▶ _MATERIAL FOR THIS EXERCISE_:
— Start —
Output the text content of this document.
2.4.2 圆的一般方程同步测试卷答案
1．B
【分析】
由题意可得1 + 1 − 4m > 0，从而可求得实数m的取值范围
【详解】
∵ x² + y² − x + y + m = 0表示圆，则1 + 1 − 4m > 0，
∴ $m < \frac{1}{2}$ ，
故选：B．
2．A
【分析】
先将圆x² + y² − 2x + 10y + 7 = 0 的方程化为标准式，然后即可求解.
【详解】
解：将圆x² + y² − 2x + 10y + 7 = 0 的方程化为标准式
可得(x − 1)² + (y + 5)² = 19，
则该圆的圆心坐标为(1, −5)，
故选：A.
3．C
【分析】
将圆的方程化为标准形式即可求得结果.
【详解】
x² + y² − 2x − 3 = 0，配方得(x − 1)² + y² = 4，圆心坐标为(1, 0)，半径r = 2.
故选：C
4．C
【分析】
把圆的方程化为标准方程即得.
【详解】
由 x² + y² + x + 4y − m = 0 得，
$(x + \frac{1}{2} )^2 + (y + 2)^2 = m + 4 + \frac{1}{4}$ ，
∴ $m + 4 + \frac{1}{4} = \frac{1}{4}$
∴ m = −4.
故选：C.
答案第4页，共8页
— End —
From the data above, show each line that contains "的方程化为标准式".

先将圆x² + y² − 2x + 10y + 7 = 0 的方程化为标准式，然后即可求解.
解：将圆x² + y² − 2x + 10y + 7 = 0 的方程化为标准式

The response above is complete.